_TASK TO CARRY OUT_
Write out precisely the lines beginning with the line that contains "Transcribe the text in this document." and ending with the last line of the entries, and no other lines.

_RECORDS TO PROCESS_
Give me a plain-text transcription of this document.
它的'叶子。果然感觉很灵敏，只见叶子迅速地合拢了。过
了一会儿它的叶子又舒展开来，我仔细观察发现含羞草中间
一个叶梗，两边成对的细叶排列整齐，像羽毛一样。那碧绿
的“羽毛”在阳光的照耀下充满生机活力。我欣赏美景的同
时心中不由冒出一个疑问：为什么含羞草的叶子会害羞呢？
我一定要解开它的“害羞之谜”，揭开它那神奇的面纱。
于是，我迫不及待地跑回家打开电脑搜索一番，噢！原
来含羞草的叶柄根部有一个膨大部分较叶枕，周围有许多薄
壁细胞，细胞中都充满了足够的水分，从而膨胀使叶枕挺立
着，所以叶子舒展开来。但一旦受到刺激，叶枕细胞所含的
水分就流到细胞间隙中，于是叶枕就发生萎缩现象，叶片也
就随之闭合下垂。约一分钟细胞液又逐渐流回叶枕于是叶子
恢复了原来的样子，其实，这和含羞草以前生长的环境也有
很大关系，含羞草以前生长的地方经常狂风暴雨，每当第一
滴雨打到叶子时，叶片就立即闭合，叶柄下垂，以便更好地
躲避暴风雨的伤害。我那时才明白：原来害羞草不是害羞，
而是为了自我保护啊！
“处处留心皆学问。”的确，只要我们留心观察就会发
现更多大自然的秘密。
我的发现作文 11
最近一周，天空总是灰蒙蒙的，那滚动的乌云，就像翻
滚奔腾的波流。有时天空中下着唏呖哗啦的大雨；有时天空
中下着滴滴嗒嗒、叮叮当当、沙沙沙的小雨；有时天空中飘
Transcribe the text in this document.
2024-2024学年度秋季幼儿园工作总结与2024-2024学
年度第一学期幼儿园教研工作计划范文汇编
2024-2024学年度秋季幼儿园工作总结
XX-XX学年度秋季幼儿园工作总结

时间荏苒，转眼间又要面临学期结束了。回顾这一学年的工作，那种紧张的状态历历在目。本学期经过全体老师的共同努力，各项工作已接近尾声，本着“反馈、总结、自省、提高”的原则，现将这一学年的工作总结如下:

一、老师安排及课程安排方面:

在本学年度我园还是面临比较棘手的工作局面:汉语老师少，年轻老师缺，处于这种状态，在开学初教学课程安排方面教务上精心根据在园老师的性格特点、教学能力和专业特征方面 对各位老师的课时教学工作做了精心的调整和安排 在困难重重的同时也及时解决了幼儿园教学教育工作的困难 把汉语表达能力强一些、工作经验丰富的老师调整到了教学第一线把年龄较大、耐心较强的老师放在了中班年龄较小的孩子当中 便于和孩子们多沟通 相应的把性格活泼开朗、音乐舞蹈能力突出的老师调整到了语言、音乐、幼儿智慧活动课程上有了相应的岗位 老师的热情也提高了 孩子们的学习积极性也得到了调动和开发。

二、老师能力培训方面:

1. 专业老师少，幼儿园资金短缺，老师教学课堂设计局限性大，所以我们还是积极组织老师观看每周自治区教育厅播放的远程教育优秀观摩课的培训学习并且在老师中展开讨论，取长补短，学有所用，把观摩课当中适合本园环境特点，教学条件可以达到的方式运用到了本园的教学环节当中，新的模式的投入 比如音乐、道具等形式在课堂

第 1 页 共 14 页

_SOLUTION BELOW_
Transcribe the text in this document.
2024-2024学年度秋季幼儿园工作总结与2024-2024学
年度第一学期幼儿园教研工作计划范文汇编
2024-2024学年度秋季幼儿园工作总结
XX-XX学年度秋季幼儿园工作总结

时间荏苒，转眼间又要面临学期结束了。回顾这一学年的工作，那种紧张的状态历历在目。本学期经过全体老师的共同努力，各项工作已接近尾声，本着“反馈、总结、自省、提高”的原则，现将这一学年的工作总结如下:

一、老师安排及课程安排方面:

在本学年度我园还是面临比较棘手的工作局面:汉语老师少，年轻老师缺，处于这种状态，在开学初教学课程安排方面教务上精心根据在园老师的性格特点、教学能力和专业特征方面 对各位老师的课时教学工作做了精心的调整和安排 在困难重重的同时也及时解决了幼儿园教学教育工作的困难 把汉语表达能力强一些、工作经验丰富的老师调整到了教学第一线把年龄较大、耐心较强的老师放在了中班年龄较小的孩子当中 便于和孩子们多沟通 相应的把性格活泼开朗、音乐舞蹈能力突出的老师调整到了语言、音乐、幼儿智慧活动课程上有了相应的岗位 老师的热情也提高了 孩子们的学习积极性也得到了调动和开发。

二、老师能力培训方面:

1. 专业老师少，幼儿园资金短缺，老师教学课堂设计局限性大，所以我们还是积极组织老师观看每周自治区教育厅播放的远程教育优秀观摩课的培训学习并且在老师中展开讨论，取长补短，学有所用，把观摩课当中适合本园环境特点，教学条件可以达到的方式运用到了本园的教学环节当中，新的模式的投入 比如音乐、道具等形式在课堂

第 1 页 共 14 页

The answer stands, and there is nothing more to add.